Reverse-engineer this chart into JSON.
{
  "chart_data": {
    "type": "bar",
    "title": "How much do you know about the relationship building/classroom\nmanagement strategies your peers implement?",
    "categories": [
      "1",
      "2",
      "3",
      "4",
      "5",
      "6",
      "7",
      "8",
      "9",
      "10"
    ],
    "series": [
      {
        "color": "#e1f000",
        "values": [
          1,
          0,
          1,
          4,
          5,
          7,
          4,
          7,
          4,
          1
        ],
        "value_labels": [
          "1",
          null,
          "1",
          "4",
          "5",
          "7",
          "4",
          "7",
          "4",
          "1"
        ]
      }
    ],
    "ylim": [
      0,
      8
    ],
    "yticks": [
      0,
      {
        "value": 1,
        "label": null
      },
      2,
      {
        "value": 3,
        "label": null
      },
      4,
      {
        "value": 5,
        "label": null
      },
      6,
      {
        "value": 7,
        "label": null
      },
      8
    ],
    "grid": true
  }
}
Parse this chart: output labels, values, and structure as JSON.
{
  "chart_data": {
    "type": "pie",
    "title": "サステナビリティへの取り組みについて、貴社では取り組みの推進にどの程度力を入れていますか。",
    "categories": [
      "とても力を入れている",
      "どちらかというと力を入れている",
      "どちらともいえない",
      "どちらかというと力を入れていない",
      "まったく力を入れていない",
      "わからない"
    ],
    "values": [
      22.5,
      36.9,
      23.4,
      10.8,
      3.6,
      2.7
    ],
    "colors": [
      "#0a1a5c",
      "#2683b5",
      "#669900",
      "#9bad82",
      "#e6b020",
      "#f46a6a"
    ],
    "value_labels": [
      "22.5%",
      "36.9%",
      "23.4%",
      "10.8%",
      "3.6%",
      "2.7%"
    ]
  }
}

Given exercise:
Produce a verbatim transcription of the entries above.

Solution to the exercise:
Reverse-engineer this chart into JSON.
{
  "chart_data": {
    "type": "bar",
    "title": "How much do you know about the relationship building/classroom\nmanagement strategies your peers implement?",
    "categories": [
      "1",
      "2",
      "3",
      "4",
      "5",
      "6",
      "7",
      "8",
      "9",
      "10"
    ],
    "series": [
      {
        "color": "#e1f000",
        "values": [
          1,
          0,
          1,
          4,
          5,
          7,
          4,
          7,
          4,
          1
        ],
        "value_labels": [
          "1",
          null,
          "1",
          "4",
          "5",
          "7",
          "4",
          "7",
          "4",
          "1"
        ]
      }
    ],
    "ylim": [
      0,
      8
    ],
    "yticks": [
      0,
      {
        "value": 1,
        "label": null
      },
      2,
      {
        "value": 3,
        "label": null
      },
      4,
      {
        "value": 5,
        "label": null
      },
      6,
      {
        "value": 7,
        "label": null
      },
      8
    ],
    "grid": true
  }
}
Parse this chart: output labels, values, and structure as JSON.
{
  "chart_data": {
    "type": "pie",
    "title": "サステナビリティへの取り組みについて、貴社では取り組みの推進にどの程度力を入れていますか。",
    "categories": [
      "とても力を入れている",
      "どちらかというと力を入れている",
      "どちらともいえない",
      "どちらかというと力を入れていない",
      "まったく力を入れていない",
      "わからない"
    ],
    "values": [
      22.5,
      36.9,
      23.4,
      10.8,
      3.6,
      2.7
    ],
    "colors": [
      "#0a1a5c",
      "#2683b5",
      "#669900",
      "#9bad82",
      "#e6b020",
      "#f46a6a"
    ],
    "value_labels": [
      "22.5%",
      "36.9%",
      "23.4%",
      "10.8%",
      "3.6%",
      "2.7%"
    ]
  }
}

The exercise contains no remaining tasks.